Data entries
━━━━━━━━━━━━━━━━

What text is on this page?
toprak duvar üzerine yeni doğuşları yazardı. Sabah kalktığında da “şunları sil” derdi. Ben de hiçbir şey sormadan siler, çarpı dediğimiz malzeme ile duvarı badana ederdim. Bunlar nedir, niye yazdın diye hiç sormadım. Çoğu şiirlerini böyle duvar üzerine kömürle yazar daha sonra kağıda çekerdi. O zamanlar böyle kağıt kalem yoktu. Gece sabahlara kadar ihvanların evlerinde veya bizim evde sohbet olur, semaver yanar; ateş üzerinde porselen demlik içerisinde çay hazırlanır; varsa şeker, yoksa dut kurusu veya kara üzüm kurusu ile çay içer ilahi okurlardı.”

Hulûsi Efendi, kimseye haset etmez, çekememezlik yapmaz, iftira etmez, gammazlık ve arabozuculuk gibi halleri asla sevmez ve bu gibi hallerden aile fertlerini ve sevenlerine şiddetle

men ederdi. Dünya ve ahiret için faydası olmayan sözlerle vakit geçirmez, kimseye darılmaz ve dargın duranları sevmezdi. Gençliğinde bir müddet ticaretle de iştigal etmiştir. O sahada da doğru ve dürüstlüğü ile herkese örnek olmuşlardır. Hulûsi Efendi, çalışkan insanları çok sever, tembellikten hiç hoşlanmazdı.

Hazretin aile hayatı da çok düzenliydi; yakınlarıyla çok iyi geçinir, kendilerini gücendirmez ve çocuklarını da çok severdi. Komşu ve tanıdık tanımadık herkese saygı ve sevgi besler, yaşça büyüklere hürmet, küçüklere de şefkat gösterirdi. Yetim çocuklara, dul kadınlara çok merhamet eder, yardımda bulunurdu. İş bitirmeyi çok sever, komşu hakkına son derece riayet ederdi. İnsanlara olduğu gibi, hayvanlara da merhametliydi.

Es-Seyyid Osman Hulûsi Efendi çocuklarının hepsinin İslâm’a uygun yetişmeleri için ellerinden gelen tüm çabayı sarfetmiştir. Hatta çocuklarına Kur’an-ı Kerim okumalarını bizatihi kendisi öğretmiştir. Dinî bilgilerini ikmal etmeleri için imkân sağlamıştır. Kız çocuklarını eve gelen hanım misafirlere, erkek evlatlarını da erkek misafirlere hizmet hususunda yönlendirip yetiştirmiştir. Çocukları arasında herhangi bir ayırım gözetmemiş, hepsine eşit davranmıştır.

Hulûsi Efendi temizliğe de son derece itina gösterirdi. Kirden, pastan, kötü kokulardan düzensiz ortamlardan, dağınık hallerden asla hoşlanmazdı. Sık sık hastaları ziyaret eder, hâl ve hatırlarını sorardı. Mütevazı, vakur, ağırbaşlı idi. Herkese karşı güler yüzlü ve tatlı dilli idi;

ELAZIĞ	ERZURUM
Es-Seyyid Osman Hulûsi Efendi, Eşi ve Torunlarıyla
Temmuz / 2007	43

━━━━━━━━━━━━━━━━

▸ Set exercise:
Extract the listing in its entirety and repeat it exactly.

▸ Finished exercise:
What text is on this page?
toprak duvar üzerine yeni doğuşları yazardı. Sabah kalktığında da “şunları sil” derdi. Ben de hiçbir şey sormadan siler, çarpı dediğimiz malzeme ile duvarı badana ederdim. Bunlar nedir, niye yazdın diye hiç sormadım. Çoğu şiirlerini böyle duvar üzerine kömürle yazar daha sonra kağıda çekerdi. O zamanlar böyle kağıt kalem yoktu. Gece sabahlara kadar ihvanların evlerinde veya bizim evde sohbet olur, semaver yanar; ateş üzerinde porselen demlik içerisinde çay hazırlanır; varsa şeker, yoksa dut kurusu veya kara üzüm kurusu ile çay içer ilahi okurlardı.”

Hulûsi Efendi, kimseye haset etmez, çekememezlik yapmaz, iftira etmez, gammazlık ve arabozuculuk gibi halleri asla sevmez ve bu gibi hallerden aile fertlerini ve sevenlerine şiddetle

men ederdi. Dünya ve ahiret için faydası olmayan sözlerle vakit geçirmez, kimseye darılmaz ve dargın duranları sevmezdi. Gençliğinde bir müddet ticaretle de iştigal etmiştir. O sahada da doğru ve dürüstlüğü ile herkese örnek olmuşlardır. Hulûsi Efendi, çalışkan insanları çok sever, tembellikten hiç hoşlanmazdı.

Hazretin aile hayatı da çok düzenliydi; yakınlarıyla çok iyi geçinir, kendilerini gücendirmez ve çocuklarını da çok severdi. Komşu ve tanıdık tanımadık herkese saygı ve sevgi besler, yaşça büyüklere hürmet, küçüklere de şefkat gösterirdi. Yetim çocuklara, dul kadınlara çok merhamet eder, yardımda bulunurdu. İş bitirmeyi çok sever, komşu hakkına son derece riayet ederdi. İnsanlara olduğu gibi, hayvanlara da merhametliydi.

Es-Seyyid Osman Hulûsi Efendi çocuklarının hepsinin İslâm’a uygun yetişmeleri için ellerinden gelen tüm çabayı sarfetmiştir. Hatta çocuklarına Kur’an-ı Kerim okumalarını bizatihi kendisi öğretmiştir. Dinî bilgilerini ikmal etmeleri için imkân sağlamıştır. Kız çocuklarını eve gelen hanım misafirlere, erkek evlatlarını da erkek misafirlere hizmet hususunda yönlendirip yetiştirmiştir. Çocukları arasında herhangi bir ayırım gözetmemiş, hepsine eşit davranmıştır.

Hulûsi Efendi temizliğe de son derece itina gösterirdi. Kirden, pastan, kötü kokulardan düzensiz ortamlardan, dağınık hallerden asla hoşlanmazdı. Sık sık hastaları ziyaret eder, hâl ve hatırlarını sorardı. Mütevazı, vakur, ağırbaşlı idi. Herkese karşı güler yüzlü ve tatlı dilli idi;

ELAZIĞ	ERZURUM
Es-Seyyid Osman Hulûsi Efendi, Eşi ve Torunlarıyla
Temmuz / 2007	43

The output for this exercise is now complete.